**Exercise requirements:** Using the records that follow, copy every line containing the word "kind".

**Input material:**
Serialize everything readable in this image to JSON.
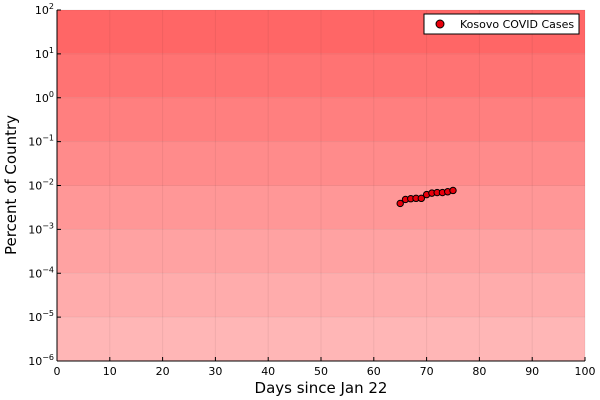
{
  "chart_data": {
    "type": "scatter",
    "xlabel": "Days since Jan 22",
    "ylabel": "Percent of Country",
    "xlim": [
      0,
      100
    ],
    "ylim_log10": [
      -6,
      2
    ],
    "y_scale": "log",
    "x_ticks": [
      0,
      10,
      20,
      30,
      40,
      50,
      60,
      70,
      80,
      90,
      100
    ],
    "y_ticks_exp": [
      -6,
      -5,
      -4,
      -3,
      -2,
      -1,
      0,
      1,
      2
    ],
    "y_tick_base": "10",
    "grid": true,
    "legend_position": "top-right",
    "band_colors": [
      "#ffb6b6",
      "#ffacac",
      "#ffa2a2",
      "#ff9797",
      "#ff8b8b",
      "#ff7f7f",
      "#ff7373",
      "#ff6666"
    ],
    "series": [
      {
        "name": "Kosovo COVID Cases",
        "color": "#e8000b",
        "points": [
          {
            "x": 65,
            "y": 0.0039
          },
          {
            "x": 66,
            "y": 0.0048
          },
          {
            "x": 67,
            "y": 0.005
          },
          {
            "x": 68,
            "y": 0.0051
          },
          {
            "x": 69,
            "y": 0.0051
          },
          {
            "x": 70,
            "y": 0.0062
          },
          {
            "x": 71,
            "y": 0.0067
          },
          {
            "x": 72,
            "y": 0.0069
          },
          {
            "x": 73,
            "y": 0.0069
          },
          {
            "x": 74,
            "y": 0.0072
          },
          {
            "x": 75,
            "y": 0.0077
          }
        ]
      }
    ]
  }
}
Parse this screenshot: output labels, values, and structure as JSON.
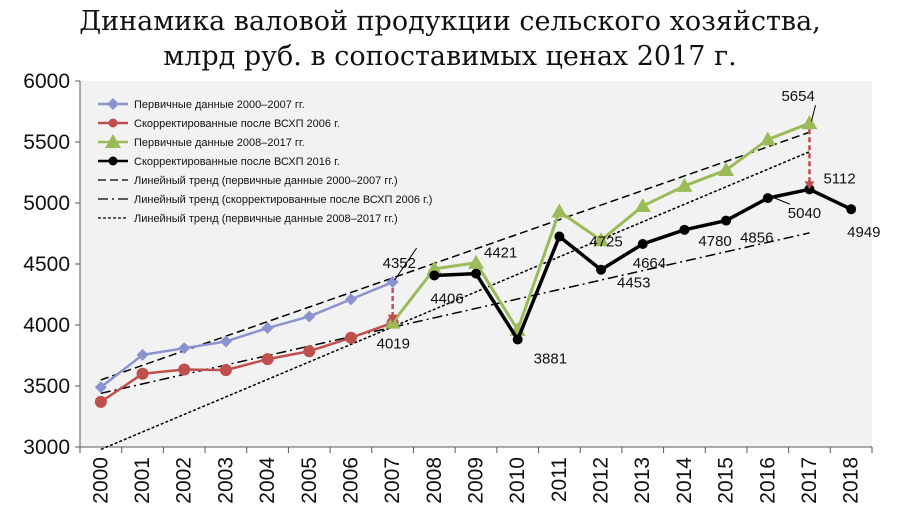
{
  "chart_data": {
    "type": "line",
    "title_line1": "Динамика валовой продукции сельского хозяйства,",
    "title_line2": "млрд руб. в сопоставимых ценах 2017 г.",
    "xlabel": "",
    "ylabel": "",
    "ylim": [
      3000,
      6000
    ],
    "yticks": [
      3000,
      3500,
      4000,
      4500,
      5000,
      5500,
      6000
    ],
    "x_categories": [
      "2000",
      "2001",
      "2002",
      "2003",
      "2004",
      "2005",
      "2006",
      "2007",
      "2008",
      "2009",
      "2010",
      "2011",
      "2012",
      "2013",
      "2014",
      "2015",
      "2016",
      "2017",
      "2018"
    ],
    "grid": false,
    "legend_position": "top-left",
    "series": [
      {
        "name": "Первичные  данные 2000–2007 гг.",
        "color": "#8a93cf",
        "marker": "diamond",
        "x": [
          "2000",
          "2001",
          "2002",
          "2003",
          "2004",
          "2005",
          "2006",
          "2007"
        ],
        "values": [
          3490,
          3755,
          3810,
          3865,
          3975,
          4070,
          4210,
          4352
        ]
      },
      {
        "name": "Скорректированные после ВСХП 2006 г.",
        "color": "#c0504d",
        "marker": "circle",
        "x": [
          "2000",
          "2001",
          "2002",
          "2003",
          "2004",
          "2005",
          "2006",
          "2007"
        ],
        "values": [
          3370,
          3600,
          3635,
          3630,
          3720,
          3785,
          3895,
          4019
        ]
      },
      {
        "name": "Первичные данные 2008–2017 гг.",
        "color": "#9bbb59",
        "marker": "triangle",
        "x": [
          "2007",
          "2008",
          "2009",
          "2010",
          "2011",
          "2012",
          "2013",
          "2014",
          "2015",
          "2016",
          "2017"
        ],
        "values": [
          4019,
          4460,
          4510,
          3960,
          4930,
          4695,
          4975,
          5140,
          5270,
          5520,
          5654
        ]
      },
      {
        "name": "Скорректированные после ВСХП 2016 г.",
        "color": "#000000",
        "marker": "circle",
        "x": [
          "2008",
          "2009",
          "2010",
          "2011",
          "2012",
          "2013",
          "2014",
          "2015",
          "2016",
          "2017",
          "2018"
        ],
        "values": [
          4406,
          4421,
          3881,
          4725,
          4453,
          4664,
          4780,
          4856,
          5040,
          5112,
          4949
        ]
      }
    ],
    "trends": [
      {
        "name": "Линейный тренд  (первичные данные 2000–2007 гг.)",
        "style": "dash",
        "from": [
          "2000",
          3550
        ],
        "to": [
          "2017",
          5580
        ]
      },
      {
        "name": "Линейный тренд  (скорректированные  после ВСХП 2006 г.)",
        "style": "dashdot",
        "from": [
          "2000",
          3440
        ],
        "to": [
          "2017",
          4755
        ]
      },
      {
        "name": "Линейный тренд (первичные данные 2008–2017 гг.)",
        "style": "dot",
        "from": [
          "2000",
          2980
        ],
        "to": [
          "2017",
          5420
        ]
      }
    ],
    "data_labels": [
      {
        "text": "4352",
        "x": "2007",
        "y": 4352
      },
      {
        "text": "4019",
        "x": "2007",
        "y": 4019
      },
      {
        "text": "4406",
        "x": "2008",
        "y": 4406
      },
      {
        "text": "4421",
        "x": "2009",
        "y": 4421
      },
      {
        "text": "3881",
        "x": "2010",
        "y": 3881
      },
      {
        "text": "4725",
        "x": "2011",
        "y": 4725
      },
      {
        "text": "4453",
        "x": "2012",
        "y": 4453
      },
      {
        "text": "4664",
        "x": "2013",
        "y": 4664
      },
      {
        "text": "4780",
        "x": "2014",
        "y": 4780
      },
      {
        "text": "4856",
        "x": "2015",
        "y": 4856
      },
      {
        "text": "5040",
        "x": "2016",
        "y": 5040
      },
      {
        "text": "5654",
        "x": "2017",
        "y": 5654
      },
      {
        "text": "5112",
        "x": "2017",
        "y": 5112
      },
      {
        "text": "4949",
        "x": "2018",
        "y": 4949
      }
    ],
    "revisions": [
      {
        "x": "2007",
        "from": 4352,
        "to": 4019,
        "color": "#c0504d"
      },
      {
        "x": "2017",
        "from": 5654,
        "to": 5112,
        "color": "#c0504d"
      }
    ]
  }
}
==
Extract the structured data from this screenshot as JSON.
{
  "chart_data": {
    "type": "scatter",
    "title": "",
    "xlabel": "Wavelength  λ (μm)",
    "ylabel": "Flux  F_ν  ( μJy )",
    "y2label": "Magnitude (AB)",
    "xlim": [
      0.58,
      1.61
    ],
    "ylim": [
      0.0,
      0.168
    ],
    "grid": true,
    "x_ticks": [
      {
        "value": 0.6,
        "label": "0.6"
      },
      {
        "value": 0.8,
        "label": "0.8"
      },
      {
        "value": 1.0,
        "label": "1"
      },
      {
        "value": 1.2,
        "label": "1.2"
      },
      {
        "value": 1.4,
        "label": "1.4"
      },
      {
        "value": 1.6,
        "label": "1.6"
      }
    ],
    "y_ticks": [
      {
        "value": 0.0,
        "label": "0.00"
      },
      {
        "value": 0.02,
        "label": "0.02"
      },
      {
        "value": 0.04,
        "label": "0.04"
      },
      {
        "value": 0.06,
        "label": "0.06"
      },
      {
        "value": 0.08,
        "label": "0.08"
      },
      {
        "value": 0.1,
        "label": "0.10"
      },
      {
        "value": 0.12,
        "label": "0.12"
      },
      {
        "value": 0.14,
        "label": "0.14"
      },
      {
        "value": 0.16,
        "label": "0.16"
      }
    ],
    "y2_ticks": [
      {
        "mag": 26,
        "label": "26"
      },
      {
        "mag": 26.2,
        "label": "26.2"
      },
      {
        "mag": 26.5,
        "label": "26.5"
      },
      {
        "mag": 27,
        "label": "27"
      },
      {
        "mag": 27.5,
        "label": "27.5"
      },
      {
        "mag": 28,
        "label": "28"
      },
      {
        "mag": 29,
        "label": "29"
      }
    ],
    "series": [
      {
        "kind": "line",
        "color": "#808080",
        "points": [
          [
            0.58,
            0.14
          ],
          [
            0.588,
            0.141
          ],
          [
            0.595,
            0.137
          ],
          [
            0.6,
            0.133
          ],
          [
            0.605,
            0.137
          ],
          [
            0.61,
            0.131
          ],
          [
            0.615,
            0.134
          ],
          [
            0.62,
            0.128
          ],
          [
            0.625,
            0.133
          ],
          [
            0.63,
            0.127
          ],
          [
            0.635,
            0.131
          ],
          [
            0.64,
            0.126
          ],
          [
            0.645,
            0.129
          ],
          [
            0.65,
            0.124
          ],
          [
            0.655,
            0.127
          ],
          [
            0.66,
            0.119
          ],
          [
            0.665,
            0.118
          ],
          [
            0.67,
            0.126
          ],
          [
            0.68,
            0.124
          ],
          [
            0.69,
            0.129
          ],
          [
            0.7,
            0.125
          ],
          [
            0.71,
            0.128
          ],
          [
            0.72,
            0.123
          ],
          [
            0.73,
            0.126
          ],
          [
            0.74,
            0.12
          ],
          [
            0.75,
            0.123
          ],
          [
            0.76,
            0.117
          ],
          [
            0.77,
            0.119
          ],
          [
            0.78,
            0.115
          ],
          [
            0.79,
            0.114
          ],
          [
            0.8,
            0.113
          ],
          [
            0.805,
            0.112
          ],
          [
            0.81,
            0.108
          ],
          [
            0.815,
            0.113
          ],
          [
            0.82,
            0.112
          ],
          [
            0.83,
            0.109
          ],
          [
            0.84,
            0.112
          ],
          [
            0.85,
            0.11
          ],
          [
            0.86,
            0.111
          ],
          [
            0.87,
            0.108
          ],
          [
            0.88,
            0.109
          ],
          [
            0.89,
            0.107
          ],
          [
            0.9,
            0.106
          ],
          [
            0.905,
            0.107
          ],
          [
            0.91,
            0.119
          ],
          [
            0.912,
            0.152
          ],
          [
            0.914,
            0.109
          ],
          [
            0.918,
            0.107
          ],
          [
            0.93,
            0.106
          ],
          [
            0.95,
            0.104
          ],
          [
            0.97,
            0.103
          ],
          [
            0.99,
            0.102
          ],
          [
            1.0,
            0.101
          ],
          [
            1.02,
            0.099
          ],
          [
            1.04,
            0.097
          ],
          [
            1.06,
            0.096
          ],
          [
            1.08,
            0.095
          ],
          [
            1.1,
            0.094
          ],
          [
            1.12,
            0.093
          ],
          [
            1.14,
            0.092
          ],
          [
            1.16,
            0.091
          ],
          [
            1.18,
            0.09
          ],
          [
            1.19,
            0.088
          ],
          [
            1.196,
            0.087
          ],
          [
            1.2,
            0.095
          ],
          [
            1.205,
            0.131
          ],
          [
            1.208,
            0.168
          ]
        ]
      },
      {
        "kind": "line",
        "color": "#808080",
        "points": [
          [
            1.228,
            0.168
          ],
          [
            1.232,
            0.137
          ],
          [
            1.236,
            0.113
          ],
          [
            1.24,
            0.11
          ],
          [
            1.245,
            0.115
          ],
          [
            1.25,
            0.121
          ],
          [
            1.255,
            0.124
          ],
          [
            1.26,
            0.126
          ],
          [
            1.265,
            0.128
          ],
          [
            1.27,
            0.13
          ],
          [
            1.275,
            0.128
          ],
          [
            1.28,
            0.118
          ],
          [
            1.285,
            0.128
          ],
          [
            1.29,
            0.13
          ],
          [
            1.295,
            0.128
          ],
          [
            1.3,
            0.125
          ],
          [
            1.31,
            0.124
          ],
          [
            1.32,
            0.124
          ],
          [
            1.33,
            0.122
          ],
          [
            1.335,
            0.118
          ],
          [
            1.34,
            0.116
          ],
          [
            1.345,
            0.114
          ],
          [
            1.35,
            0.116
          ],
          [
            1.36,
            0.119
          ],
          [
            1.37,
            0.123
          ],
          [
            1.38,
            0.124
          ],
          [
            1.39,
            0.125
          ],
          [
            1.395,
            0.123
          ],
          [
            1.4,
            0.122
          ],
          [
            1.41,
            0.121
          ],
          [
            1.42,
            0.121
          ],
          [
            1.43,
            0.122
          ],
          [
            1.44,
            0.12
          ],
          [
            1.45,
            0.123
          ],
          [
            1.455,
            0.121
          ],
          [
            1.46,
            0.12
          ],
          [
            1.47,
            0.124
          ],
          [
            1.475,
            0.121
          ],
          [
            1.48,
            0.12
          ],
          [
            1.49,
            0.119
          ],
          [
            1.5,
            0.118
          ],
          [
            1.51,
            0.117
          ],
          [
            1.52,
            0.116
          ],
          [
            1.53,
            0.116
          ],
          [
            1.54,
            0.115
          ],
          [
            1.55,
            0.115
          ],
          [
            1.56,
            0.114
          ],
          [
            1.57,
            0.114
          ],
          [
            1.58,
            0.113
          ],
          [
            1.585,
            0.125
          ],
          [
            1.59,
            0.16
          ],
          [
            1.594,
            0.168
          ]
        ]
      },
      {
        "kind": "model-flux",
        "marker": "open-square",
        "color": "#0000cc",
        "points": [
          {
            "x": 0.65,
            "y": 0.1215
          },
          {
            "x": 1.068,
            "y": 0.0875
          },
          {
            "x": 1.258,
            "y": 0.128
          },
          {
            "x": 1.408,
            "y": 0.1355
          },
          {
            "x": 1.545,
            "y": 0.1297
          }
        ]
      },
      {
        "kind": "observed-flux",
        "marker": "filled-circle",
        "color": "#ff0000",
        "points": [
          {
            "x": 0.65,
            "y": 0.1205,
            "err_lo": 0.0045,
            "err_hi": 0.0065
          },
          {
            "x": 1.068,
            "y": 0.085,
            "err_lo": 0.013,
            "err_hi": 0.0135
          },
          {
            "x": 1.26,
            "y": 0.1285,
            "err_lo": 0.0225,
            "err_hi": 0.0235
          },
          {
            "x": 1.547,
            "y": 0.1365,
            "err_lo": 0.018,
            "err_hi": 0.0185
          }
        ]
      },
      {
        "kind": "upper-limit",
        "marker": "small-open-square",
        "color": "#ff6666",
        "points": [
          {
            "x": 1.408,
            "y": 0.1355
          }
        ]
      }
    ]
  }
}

**Expected output:**
        "kind": "line",
        "kind": "line",
        "kind": "model-flux",
        "kind": "observed-flux",
        "kind": "upper-limit",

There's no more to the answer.